## STATED GOAL
Substitute "Замер между" for every occurrence of "Измерение между" in the items below, leaving everything else unchanged.

## RECORDS FOR PROCESSING
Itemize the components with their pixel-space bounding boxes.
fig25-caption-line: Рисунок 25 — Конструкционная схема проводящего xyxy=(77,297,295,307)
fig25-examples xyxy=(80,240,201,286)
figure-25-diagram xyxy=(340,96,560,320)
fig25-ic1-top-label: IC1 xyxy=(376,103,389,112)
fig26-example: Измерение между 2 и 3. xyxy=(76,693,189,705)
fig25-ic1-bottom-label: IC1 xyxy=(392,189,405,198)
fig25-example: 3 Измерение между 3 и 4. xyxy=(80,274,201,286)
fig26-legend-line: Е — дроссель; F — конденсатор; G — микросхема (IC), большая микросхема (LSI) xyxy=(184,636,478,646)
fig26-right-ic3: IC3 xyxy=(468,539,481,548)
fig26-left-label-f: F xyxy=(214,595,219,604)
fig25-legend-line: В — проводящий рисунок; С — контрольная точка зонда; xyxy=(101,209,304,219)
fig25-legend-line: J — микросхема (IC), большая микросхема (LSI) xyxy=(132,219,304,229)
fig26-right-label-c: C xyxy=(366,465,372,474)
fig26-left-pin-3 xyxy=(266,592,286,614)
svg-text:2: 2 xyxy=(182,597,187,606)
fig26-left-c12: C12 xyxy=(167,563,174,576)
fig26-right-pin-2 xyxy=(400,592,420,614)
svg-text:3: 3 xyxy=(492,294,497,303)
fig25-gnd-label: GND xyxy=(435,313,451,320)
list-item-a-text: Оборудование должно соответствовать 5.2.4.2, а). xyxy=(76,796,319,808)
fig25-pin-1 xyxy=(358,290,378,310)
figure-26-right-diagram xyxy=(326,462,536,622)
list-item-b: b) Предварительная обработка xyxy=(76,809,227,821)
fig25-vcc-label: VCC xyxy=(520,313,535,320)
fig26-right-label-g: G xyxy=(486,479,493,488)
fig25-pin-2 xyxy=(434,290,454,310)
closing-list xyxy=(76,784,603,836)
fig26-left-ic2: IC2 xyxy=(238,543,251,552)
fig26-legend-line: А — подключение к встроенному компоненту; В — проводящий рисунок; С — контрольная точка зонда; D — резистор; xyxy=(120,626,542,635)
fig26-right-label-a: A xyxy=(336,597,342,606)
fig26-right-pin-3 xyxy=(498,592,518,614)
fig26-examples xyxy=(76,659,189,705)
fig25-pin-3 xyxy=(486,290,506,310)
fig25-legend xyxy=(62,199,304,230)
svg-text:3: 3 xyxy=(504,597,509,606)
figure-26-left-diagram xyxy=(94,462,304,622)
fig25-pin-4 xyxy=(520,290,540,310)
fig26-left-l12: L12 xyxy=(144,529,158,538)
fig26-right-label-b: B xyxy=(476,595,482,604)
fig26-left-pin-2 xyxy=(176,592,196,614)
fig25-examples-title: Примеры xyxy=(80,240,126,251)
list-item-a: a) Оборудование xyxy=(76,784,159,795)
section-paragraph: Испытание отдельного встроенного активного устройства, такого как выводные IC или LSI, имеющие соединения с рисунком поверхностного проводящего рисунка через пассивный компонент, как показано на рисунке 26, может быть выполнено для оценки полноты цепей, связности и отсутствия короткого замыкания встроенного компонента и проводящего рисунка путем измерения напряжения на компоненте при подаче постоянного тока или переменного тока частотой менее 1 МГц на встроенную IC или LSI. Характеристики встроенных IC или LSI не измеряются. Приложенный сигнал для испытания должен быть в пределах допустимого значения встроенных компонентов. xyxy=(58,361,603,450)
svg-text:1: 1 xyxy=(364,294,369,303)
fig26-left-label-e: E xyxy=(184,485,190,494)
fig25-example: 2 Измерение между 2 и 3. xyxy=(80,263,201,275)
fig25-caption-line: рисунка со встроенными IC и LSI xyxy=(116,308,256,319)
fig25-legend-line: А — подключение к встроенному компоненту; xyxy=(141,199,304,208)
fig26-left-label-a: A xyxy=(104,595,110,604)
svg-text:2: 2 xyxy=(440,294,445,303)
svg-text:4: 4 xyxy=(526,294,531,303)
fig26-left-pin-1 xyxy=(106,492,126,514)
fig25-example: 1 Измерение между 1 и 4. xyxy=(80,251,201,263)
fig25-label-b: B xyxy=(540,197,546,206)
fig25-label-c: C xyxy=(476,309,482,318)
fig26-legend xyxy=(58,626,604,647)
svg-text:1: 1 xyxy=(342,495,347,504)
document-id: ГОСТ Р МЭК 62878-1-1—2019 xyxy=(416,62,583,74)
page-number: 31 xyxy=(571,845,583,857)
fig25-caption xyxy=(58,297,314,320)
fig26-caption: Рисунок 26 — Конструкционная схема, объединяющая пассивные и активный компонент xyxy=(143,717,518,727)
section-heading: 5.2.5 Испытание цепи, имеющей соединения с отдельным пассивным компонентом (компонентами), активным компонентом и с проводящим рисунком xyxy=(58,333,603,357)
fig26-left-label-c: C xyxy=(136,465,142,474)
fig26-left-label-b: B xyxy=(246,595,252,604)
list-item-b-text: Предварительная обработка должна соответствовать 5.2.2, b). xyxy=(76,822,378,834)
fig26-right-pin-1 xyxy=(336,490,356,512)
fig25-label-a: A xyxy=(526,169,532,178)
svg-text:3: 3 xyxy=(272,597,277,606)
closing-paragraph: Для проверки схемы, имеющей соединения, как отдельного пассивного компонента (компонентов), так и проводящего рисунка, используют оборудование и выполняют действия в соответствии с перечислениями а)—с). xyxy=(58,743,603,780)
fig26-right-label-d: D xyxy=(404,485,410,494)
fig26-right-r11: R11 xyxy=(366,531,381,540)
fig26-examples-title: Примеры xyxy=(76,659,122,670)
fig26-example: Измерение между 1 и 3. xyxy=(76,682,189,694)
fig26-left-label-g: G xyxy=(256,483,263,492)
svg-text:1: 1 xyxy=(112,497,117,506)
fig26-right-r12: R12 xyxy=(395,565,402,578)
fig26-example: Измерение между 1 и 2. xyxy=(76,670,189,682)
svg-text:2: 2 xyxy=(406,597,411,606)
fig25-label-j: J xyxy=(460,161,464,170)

## IN RESPONSE
Itemize the components with their pixel-space bounding boxes.
fig25-caption-line: Рисунок 25 — Конструкционная схема проводящего xyxy=(77,297,295,307)
fig25-examples xyxy=(80,240,201,286)
figure-25-diagram xyxy=(340,96,560,320)
fig25-ic1-top-label: IC1 xyxy=(376,103,389,112)
fig26-example: Замер между 2 и 3. xyxy=(76,693,189,705)
fig25-ic1-bottom-label: IC1 xyxy=(392,189,405,198)
fig25-example: 3 Замер между 3 и 4. xyxy=(80,274,201,286)
fig26-legend-line: Е — дроссель; F — конденсатор; G — микросхема (IC), большая микросхема (LSI) xyxy=(184,636,478,646)
fig26-right-ic3: IC3 xyxy=(468,539,481,548)
fig26-left-label-f: F xyxy=(214,595,219,604)
fig25-legend-line: В — проводящий рисунок; С — контрольная точка зонда; xyxy=(101,209,304,219)
fig25-legend-line: J — микросхема (IC), большая микросхема (LSI) xyxy=(132,219,304,229)
fig26-right-label-c: C xyxy=(366,465,372,474)
fig26-left-pin-3 xyxy=(266,592,286,614)
svg-text:2: 2 xyxy=(182,597,187,606)
fig26-left-c12: C12 xyxy=(167,563,174,576)
fig26-right-pin-2 xyxy=(400,592,420,614)
svg-text:3: 3 xyxy=(492,294,497,303)
fig25-gnd-label: GND xyxy=(435,313,451,320)
list-item-a-text: Оборудование должно соответствовать 5.2.4.2, а). xyxy=(76,796,319,808)
fig25-pin-1 xyxy=(358,290,378,310)
figure-26-right-diagram xyxy=(326,462,536,622)
list-item-b: b) Предварительная обработка xyxy=(76,809,227,821)
fig25-vcc-label: VCC xyxy=(520,313,535,320)
fig26-right-label-g: G xyxy=(486,479,493,488)
fig25-pin-2 xyxy=(434,290,454,310)
closing-list xyxy=(76,784,603,836)
fig26-left-ic2: IC2 xyxy=(238,543,251,552)
fig26-legend-line: А — подключение к встроенному компоненту; В — проводящий рисунок; С — контрольная точка зонда; D — резистор; xyxy=(120,626,542,635)
fig26-right-label-a: A xyxy=(336,597,342,606)
fig26-right-pin-3 xyxy=(498,592,518,614)
fig26-examples xyxy=(76,659,189,705)
fig25-pin-3 xyxy=(486,290,506,310)
fig25-legend xyxy=(62,199,304,230)
svg-text:3: 3 xyxy=(504,597,509,606)
figure-26-left-diagram xyxy=(94,462,304,622)
fig25-pin-4 xyxy=(520,290,540,310)
fig26-left-l12: L12 xyxy=(144,529,158,538)
fig26-right-label-b: B xyxy=(476,595,482,604)
fig26-left-pin-2 xyxy=(176,592,196,614)
fig25-examples-title: Примеры xyxy=(80,240,126,251)
list-item-a: a) Оборудование xyxy=(76,784,159,795)
section-paragraph: Испытание отдельного встроенного активного устройства, такого как выводные IC или LSI, имеющие соединения с рисунком поверхностного проводящего рисунка через пассивный компонент, как показано на рисунке 26, может быть выполнено для оценки полноты цепей, связности и отсутствия короткого замыкания встроенного компонента и проводящего рисунка путем измерения напряжения на компоненте при подаче постоянного тока или переменного тока частотой менее 1 МГц на встроенную IC или LSI. Характеристики встроенных IC или LSI не измеряются. Приложенный сигнал для испытания должен быть в пределах допустимого значения встроенных компонентов. xyxy=(58,361,603,450)
svg-text:1: 1 xyxy=(364,294,369,303)
fig26-left-label-e: E xyxy=(184,485,190,494)
fig25-example: 2 Замер между 2 и 3. xyxy=(80,263,201,275)
fig25-caption-line: рисунка со встроенными IC и LSI xyxy=(116,308,256,319)
fig25-legend-line: А — подключение к встроенному компоненту; xyxy=(141,199,304,208)
fig26-left-label-a: A xyxy=(104,595,110,604)
svg-text:2: 2 xyxy=(440,294,445,303)
svg-text:4: 4 xyxy=(526,294,531,303)
fig26-left-pin-1 xyxy=(106,492,126,514)
fig25-example: 1 Замер между 1 и 4. xyxy=(80,251,201,263)
fig25-label-b: B xyxy=(540,197,546,206)
fig25-label-c: C xyxy=(476,309,482,318)
fig26-legend xyxy=(58,626,604,647)
svg-text:1: 1 xyxy=(342,495,347,504)
document-id: ГОСТ Р МЭК 62878-1-1—2019 xyxy=(416,62,583,74)
page-number: 31 xyxy=(571,845,583,857)
fig25-caption xyxy=(58,297,314,320)
fig26-caption: Рисунок 26 — Конструкционная схема, объединяющая пассивные и активный компонент xyxy=(143,717,518,727)
section-heading: 5.2.5 Испытание цепи, имеющей соединения с отдельным пассивным компонентом (компонентами), активным компонентом и с проводящим рисунком xyxy=(58,333,603,357)
fig26-left-label-c: C xyxy=(136,465,142,474)
fig26-left-label-b: B xyxy=(246,595,252,604)
list-item-b-text: Предварительная обработка должна соответствовать 5.2.2, b). xyxy=(76,822,378,834)
fig26-right-pin-1 xyxy=(336,490,356,512)
fig25-label-a: A xyxy=(526,169,532,178)
svg-text:3: 3 xyxy=(272,597,277,606)
closing-paragraph: Для проверки схемы, имеющей соединения, как отдельного пассивного компонента (компонентов), так и проводящего рисунка, используют оборудование и выполняют действия в соответствии с перечислениями а)—с). xyxy=(58,743,603,780)
fig26-right-label-d: D xyxy=(404,485,410,494)
fig26-right-r11: R11 xyxy=(366,531,381,540)
fig26-examples-title: Примеры xyxy=(76,659,122,670)
fig26-example: Замер между 1 и 3. xyxy=(76,682,189,694)
fig26-left-label-g: G xyxy=(256,483,263,492)
svg-text:1: 1 xyxy=(112,497,117,506)
fig26-right-r12: R12 xyxy=(395,565,402,578)
fig26-example: Замер между 1 и 2. xyxy=(76,670,189,682)
svg-text:2: 2 xyxy=(406,597,411,606)
fig25-label-j: J xyxy=(460,161,464,170)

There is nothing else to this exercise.